__ОТРЫВОК ИЗ ИСТОЧНИКА__.
******
Утрамбовываем смесь по дну и бортиками разъемной формы диаметром 21 -22 см.
Ставим в разогретую до 160 градусов духовку на 10 минут. Достаем и остужаем.

Сыр взбиваем венчиком с сахарной пудрой до однородной гладкой массы.
Постепенно добавляем сливки, яйца и ваниль. Стараемся не перевзбить массу - если смесь будет перенасыщена пузырьками воздуха, при выпечке чизкейк может вздуться и треснуть.
Заливаем сырную смесь в форму.
Оборачиваем форму двойным слоем фольги, чтобы в нее не затекла жидкость, ставим в другую форму большего диаметра и наливаем в последнюю столько воды, чтобы она доходила со середины бортиков формы с чизкейком. Отправляем в разогретую до 160 градусов духовку на час и 20 минут.

По истечении этого времени выключаем духовку, приоткрываем дверцу и оставляем так еще на час. После этого вынимаем чизкейк и ставим в холодильник минимум на 4 часа, а лучше на ночь.

Перед подачей проводим ножом вдоль стенок формы, снимаем бортик и перекладываем чизкейк на блюдо. Украшаем по желанию.
Приятного чаепития! :Smilie:

----------

Joy (22.12.2011), Аньезка (24.11.2009)

----------


## Сергей А

> Ко мне наконец-то приехал долгожданный сыр “Филадельфия”


Обожаю чизкейк! Но дорогой в кафе, зараза! :Mad: 
А где Вы берете сыр "Филадельфия"? Без него, как я понял, чизкейк не получится.
******
__ИСХОДНЫЕ ДАННЫЕ__.
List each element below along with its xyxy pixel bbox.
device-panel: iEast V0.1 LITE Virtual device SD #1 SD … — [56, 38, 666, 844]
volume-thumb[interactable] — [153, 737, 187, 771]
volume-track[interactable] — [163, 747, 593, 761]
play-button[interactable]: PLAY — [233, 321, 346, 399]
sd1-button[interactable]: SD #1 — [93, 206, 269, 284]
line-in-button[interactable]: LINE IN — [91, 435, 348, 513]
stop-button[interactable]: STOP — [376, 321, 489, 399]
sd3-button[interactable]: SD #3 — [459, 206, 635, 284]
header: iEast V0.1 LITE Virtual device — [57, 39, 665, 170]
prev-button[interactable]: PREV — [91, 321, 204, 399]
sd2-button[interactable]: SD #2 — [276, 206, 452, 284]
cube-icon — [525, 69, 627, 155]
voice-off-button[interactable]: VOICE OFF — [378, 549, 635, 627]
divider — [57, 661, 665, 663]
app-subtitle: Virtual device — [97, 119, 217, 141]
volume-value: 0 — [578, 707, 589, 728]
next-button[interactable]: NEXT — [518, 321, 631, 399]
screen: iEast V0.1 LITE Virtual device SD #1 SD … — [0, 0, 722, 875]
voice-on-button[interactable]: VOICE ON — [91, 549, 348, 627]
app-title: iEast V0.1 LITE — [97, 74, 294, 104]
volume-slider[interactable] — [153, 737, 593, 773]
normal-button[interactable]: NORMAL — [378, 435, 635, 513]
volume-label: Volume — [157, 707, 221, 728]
******
__ЗАДАНИЕ__.
Перепишите слово в слово весь отрывок о чизкейке, который приведён выше.

__ОТВЕТ__.
Утрамбовываем смесь по дну и бортиками разъемной формы диаметром 21 -22 см.
Ставим в разогретую до 160 градусов духовку на 10 минут. Достаем и остужаем.

Сыр взбиваем венчиком с сахарной пудрой до однородной гладкой массы.
Постепенно добавляем сливки, яйца и ваниль. Стараемся не перевзбить массу - если смесь будет перенасыщена пузырьками воздуха, при выпечке чизкейк может вздуться и треснуть.
Заливаем сырную смесь в форму.
Оборачиваем форму двойным слоем фольги, чтобы в нее не затекла жидкость, ставим в другую форму большего диаметра и наливаем в последнюю столько воды, чтобы она доходила со середины бортиков формы с чизкейком. Отправляем в разогретую до 160 градусов духовку на час и 20 минут.

По истечении этого времени выключаем духовку, приоткрываем дверцу и оставляем так еще на час. После этого вынимаем чизкейк и ставим в холодильник минимум на 4 часа, а лучше на ночь.

Перед подачей проводим ножом вдоль стенок формы, снимаем бортик и перекладываем чизкейк на блюдо. Украшаем по желанию.
Приятного чаепития! :Smilie:

----------

Joy (22.12.2011), Аньезка (24.11.2009)

----------


## Сергей А

> Ко мне наконец-то приехал долгожданный сыр “Филадельфия”


Обожаю чизкейк! Но дорогой в кафе, зараза! :Mad: 
А где Вы берете сыр "Филадельфия"? Без него, как я понял, чизкейк не получится.